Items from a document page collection
········

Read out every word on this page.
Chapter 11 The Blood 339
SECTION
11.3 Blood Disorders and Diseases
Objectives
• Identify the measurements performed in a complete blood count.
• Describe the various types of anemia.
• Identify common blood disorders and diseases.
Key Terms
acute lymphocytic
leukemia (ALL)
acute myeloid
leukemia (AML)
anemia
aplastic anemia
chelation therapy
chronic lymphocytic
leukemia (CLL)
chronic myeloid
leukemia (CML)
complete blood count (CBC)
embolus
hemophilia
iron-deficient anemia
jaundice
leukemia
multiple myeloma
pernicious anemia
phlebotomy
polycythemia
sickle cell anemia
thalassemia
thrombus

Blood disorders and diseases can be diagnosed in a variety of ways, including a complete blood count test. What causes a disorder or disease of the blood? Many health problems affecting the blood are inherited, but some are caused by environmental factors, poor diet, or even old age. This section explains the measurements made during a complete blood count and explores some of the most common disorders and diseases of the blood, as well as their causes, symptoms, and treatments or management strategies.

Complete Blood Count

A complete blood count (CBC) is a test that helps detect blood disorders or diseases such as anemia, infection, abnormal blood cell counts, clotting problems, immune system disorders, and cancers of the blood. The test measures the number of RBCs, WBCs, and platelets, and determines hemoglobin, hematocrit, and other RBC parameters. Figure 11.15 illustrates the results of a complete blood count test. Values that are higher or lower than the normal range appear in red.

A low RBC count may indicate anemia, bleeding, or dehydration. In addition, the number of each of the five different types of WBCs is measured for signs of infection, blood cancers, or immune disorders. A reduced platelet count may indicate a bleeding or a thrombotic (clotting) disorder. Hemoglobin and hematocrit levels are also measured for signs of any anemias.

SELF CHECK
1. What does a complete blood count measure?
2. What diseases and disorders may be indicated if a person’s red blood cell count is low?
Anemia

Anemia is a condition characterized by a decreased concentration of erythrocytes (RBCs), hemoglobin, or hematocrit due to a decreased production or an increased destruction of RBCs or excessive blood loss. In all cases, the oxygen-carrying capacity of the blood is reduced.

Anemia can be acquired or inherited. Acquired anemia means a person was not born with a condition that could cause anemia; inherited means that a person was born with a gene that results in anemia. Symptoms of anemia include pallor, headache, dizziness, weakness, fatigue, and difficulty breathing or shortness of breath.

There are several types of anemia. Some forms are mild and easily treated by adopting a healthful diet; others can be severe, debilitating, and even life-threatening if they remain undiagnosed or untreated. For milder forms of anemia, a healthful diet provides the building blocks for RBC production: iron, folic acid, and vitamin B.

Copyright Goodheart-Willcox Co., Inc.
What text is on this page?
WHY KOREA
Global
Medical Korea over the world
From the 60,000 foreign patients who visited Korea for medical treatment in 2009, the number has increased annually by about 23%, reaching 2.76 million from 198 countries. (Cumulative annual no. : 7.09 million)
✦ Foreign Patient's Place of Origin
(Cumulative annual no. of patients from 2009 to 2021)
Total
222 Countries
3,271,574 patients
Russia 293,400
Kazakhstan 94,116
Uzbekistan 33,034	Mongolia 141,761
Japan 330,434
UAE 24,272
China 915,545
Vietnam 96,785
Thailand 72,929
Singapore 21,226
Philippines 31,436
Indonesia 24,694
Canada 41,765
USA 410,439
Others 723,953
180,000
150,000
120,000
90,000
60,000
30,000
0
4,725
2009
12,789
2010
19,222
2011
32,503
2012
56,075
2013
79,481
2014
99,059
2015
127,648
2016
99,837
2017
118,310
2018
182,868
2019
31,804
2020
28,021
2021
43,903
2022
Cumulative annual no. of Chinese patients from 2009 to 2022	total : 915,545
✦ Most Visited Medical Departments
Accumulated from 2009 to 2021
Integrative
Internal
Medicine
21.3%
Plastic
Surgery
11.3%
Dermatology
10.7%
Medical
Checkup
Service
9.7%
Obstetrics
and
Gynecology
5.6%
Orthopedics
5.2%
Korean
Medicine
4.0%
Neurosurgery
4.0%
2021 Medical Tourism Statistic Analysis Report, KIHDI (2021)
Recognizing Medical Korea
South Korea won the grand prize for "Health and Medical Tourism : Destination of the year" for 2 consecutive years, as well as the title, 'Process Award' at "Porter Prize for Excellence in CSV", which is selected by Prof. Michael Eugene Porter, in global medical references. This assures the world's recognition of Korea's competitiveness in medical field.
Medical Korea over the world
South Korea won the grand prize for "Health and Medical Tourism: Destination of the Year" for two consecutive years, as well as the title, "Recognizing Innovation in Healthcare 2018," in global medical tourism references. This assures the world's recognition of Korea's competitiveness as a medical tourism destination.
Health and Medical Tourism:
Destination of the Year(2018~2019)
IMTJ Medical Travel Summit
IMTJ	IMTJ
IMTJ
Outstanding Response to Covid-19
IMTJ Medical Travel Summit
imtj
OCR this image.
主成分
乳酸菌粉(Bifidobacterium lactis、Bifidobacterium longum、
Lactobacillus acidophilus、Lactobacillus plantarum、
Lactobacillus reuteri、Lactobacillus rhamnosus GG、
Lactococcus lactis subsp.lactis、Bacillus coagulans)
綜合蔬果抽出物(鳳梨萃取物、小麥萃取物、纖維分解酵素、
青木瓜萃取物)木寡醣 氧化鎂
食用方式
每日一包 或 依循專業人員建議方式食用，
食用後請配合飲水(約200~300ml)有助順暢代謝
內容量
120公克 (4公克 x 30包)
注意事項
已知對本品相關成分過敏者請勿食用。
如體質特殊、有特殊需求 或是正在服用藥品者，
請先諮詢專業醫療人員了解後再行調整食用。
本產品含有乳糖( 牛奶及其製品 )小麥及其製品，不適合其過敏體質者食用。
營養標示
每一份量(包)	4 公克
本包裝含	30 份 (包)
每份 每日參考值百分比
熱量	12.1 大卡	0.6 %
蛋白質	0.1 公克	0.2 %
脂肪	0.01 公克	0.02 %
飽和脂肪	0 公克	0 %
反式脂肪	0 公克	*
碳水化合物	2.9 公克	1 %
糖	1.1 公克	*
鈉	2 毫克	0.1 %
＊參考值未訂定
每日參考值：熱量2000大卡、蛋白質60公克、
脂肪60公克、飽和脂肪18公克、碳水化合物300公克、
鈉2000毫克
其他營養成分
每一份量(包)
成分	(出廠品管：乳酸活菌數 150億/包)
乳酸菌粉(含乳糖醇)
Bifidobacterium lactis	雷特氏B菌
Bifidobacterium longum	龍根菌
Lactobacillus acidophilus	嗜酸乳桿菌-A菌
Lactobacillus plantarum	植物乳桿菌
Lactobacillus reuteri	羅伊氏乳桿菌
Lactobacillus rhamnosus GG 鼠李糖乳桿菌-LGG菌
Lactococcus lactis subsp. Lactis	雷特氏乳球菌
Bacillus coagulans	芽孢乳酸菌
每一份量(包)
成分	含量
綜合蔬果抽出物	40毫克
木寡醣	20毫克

········

▸ WORK TO COMPLETE: Filter the records down to the lines containing the word "longum", and copy those.

▸ RESULT:
乳酸菌粉(Bifidobacterium lactis、Bifidobacterium longum、
Bifidobacterium longum	龍根菌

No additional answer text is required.